- _Problem_
Repeat exactly the lines of the listing from the line containing "What does this" through its last line, and nothing beyond them.

- _Items_
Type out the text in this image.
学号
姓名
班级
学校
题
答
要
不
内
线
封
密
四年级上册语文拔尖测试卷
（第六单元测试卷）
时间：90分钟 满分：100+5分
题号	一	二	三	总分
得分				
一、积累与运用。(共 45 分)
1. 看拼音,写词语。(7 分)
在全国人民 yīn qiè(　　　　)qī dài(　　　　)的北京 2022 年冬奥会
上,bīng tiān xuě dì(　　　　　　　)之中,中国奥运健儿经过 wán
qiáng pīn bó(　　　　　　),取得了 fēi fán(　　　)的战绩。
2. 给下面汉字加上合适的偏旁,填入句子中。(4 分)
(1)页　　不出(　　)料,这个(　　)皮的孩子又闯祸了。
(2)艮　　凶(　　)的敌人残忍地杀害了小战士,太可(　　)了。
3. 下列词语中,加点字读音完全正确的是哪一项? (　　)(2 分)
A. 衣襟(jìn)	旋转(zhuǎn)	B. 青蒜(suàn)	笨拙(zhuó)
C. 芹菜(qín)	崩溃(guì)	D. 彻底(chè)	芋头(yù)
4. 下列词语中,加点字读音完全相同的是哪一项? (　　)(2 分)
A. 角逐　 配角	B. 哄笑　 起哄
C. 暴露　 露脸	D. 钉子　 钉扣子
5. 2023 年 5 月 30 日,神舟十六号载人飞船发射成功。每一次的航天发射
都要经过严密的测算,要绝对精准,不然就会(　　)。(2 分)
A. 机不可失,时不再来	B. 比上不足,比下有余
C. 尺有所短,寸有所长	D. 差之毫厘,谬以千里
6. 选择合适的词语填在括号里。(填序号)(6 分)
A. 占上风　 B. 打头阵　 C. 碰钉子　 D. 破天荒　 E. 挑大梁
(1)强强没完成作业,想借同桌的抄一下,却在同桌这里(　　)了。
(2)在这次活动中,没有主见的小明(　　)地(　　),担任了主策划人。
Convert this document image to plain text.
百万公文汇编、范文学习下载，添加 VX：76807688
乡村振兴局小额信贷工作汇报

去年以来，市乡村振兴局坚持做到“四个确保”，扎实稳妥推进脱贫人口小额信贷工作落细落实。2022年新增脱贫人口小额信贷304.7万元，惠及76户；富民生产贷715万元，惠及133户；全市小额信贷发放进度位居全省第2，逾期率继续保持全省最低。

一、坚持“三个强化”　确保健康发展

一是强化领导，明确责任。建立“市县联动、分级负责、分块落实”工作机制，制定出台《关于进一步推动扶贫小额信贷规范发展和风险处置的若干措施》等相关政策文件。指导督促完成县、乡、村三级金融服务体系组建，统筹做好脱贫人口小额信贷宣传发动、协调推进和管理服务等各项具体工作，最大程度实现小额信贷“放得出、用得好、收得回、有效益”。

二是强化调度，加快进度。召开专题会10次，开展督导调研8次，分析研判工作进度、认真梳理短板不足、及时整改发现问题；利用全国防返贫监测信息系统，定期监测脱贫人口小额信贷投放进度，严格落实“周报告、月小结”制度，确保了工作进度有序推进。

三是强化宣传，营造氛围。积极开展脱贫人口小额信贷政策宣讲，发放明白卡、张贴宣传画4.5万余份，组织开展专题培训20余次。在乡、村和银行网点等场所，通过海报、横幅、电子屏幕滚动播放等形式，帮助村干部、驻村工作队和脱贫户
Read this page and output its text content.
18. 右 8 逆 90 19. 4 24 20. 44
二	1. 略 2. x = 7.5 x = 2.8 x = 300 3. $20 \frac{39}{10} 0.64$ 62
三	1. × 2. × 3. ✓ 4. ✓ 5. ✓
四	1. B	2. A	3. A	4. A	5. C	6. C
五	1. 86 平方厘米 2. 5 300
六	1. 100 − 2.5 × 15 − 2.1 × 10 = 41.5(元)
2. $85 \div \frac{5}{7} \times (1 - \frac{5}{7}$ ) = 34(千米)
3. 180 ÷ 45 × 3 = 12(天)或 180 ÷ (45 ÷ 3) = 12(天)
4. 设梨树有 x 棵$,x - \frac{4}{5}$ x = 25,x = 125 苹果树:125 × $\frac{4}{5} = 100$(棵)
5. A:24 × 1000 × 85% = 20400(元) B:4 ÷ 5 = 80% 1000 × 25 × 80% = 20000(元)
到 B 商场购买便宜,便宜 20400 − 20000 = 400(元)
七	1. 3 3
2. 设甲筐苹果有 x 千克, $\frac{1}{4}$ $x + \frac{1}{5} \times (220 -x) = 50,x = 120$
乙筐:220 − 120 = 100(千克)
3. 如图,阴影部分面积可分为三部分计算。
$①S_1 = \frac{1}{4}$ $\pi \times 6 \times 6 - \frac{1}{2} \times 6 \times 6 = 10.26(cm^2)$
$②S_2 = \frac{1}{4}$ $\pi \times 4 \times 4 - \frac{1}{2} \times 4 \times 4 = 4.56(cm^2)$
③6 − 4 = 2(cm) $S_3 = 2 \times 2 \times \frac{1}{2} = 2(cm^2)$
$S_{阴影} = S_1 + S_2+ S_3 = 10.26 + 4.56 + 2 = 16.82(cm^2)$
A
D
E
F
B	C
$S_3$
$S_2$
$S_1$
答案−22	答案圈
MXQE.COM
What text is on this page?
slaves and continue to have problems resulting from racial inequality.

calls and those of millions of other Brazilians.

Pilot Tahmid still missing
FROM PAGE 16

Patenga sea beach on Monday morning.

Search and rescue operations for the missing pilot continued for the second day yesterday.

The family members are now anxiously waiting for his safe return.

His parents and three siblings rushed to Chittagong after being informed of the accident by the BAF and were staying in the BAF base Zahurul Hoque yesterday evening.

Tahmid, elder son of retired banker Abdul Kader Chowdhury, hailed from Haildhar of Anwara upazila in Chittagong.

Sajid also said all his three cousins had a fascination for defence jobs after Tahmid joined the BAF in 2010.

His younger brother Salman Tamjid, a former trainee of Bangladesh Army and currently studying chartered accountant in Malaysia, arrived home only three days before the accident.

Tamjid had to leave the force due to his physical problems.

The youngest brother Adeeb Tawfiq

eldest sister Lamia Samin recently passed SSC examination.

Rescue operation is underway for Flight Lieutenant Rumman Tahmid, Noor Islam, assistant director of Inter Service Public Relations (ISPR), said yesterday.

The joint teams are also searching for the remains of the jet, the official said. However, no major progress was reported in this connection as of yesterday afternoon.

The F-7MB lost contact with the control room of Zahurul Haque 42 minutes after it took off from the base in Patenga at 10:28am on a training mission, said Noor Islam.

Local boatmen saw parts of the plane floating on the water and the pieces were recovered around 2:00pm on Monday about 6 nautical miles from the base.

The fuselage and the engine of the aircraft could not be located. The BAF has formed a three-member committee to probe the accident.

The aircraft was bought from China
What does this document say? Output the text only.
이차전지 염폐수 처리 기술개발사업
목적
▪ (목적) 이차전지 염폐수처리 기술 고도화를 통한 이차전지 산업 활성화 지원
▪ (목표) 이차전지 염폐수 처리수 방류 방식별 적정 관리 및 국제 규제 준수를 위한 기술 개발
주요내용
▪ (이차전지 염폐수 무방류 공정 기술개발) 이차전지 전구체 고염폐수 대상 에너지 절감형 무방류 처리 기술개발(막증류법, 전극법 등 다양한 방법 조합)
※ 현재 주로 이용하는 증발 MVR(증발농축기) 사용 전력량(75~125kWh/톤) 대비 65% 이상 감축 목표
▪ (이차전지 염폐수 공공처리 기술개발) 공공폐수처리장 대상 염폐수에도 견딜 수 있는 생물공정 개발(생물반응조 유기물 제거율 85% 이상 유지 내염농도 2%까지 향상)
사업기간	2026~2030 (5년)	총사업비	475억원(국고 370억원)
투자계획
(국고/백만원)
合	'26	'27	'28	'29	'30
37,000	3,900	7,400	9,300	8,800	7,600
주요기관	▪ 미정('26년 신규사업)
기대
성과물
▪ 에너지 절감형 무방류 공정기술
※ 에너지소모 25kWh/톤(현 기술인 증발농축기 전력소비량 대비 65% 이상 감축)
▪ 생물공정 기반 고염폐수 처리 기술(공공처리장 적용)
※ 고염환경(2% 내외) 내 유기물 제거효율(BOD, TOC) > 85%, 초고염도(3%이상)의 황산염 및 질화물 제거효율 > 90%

- _Answer_
What does this document say? Output the text only.
이차전지 염폐수 처리 기술개발사업
목적
▪ (목적) 이차전지 염폐수처리 기술 고도화를 통한 이차전지 산업 활성화 지원
▪ (목표) 이차전지 염폐수 처리수 방류 방식별 적정 관리 및 국제 규제 준수를 위한 기술 개발
주요내용
▪ (이차전지 염폐수 무방류 공정 기술개발) 이차전지 전구체 고염폐수 대상 에너지 절감형 무방류 처리 기술개발(막증류법, 전극법 등 다양한 방법 조합)
※ 현재 주로 이용하는 증발 MVR(증발농축기) 사용 전력량(75~125kWh/톤) 대비 65% 이상 감축 목표
▪ (이차전지 염폐수 공공처리 기술개발) 공공폐수처리장 대상 염폐수에도 견딜 수 있는 생물공정 개발(생물반응조 유기물 제거율 85% 이상 유지 내염농도 2%까지 향상)
사업기간	2026~2030 (5년)	총사업비	475억원(국고 370억원)
투자계획
(국고/백만원)
合	'26	'27	'28	'29	'30
37,000	3,900	7,400	9,300	8,800	7,600
주요기관	▪ 미정('26년 신규사업)
기대
성과물
▪ 에너지 절감형 무방류 공정기술
※ 에너지소모 25kWh/톤(현 기술인 증발농축기 전력소비량 대비 65% 이상 감축)
▪ 생물공정 기반 고염폐수 처리 기술(공공처리장 적용)
※ 고염환경(2% 내외) 내 유기물 제거효율(BOD, TOC) > 85%, 초고염도(3%이상)의 황산염 및 질화물 제거효율 > 90%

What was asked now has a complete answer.